*Set task:* Extract every line where the string "which" appears.

Dataset records:
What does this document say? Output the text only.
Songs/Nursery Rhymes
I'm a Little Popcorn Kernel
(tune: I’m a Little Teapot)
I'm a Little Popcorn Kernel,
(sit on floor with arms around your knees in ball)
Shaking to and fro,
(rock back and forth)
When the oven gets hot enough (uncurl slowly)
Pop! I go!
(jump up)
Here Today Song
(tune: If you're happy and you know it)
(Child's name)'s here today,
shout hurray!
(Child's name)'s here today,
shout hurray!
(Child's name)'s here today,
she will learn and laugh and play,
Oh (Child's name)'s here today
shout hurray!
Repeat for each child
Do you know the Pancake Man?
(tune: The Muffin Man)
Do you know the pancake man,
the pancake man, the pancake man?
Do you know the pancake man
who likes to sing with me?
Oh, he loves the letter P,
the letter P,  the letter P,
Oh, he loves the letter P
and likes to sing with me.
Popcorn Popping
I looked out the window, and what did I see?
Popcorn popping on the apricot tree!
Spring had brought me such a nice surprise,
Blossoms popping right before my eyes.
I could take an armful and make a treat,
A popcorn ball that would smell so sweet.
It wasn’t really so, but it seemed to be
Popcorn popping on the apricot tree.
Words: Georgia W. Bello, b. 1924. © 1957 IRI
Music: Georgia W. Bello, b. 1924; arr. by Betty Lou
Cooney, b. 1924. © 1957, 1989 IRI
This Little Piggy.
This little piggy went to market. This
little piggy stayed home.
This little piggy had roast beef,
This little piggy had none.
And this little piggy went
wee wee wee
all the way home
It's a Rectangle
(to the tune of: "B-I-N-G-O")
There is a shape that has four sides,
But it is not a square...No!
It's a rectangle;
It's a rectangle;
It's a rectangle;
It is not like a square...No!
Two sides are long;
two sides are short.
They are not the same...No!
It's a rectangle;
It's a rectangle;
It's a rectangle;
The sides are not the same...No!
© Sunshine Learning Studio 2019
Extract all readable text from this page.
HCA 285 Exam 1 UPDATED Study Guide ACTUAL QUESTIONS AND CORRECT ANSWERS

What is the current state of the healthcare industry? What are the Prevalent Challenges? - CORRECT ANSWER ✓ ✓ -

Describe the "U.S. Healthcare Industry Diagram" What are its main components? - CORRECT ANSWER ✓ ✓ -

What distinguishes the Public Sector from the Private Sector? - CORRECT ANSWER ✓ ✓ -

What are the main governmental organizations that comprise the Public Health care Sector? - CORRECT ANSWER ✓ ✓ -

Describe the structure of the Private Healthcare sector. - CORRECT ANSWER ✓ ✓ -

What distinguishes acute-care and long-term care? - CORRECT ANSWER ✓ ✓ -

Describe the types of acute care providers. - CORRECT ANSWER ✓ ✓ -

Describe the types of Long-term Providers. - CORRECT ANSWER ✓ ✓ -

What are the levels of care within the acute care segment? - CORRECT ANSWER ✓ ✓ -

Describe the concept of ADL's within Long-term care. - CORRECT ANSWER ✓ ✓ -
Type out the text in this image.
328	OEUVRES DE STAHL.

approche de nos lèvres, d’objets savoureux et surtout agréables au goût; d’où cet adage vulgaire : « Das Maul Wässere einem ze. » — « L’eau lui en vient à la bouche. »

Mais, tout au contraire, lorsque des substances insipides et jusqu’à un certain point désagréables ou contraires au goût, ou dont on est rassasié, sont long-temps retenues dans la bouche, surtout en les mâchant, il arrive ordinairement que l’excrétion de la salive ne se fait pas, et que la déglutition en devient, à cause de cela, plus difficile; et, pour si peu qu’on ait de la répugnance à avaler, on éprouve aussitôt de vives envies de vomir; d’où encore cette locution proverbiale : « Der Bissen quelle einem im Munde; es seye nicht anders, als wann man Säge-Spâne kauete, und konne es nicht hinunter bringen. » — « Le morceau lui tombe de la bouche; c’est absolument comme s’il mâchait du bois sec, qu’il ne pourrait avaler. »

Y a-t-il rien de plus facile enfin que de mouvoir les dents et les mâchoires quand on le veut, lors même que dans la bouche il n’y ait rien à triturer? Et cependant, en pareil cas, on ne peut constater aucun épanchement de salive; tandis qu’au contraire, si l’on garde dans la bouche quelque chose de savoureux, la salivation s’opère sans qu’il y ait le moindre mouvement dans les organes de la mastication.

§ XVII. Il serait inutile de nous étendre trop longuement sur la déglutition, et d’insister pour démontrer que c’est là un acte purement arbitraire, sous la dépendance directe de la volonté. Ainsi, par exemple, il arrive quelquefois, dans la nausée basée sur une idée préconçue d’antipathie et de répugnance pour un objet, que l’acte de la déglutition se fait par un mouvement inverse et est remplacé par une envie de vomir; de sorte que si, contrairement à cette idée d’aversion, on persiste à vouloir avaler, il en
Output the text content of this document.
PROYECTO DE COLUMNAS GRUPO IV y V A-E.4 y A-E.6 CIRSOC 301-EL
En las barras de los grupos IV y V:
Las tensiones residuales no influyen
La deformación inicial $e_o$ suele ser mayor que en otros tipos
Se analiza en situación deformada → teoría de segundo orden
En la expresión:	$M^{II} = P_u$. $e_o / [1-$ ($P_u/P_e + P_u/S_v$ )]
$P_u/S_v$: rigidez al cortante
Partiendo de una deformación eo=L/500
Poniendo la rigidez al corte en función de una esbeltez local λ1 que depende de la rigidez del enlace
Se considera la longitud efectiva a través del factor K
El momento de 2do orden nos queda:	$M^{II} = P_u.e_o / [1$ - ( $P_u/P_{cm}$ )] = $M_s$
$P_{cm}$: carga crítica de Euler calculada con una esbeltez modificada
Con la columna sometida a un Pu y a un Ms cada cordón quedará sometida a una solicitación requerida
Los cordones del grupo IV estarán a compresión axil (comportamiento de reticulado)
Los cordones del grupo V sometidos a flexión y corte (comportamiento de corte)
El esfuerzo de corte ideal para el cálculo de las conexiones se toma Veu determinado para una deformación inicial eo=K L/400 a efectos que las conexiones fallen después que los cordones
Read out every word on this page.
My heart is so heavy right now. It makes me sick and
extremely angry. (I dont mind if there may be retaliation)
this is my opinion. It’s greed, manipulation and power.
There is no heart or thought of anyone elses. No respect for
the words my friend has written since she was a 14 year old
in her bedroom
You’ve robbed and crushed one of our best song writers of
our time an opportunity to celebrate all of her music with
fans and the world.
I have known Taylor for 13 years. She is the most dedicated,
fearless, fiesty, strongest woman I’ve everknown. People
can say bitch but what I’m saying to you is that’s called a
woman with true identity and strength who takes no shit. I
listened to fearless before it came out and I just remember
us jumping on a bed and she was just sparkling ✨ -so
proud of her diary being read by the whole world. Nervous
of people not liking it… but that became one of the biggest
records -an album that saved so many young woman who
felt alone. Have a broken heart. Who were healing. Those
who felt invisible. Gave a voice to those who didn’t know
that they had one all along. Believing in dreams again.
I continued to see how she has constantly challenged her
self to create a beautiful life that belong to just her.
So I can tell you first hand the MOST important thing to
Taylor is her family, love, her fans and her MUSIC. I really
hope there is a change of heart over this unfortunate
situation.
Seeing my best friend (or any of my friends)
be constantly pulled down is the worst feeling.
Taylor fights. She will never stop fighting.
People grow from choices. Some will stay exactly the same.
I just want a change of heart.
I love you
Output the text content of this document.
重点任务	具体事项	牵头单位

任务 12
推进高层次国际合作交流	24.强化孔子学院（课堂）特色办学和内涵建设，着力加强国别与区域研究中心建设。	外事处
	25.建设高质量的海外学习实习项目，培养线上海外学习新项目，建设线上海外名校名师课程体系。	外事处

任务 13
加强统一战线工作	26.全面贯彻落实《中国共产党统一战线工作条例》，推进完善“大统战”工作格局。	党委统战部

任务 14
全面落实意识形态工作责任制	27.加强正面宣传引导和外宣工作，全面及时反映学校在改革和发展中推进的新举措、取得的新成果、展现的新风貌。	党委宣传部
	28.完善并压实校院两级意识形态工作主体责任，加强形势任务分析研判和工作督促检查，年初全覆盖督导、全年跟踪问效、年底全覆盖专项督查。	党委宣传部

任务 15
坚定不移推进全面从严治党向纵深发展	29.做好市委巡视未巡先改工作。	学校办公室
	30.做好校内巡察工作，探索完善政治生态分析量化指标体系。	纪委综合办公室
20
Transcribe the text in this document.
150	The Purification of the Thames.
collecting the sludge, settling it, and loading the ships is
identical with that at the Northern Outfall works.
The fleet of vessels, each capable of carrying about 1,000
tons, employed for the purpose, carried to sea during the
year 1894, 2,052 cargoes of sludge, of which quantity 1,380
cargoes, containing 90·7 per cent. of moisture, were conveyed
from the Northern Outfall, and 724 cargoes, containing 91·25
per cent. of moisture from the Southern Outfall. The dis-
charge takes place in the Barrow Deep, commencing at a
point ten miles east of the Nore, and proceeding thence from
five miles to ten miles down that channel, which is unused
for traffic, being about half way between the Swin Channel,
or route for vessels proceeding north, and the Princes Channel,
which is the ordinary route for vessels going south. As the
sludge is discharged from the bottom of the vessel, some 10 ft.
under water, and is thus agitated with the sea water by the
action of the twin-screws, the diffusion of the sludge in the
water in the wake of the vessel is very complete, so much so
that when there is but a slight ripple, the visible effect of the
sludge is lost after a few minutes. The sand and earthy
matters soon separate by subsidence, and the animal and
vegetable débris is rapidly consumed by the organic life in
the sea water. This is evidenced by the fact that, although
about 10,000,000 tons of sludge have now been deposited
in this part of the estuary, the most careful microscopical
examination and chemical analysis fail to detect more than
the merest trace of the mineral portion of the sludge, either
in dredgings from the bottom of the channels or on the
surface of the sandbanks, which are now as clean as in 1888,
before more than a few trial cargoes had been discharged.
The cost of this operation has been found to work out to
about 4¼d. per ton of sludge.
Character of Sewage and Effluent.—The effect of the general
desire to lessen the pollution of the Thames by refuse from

*Response to the exercise:*
year 1894, 2,052 cargoes of sludge, of which quantity 1,380
five miles to ten miles down that channel, which is unused
which is the ordinary route for vessels going south. As the
surface of the sandbanks, which are now as clean as in 1888,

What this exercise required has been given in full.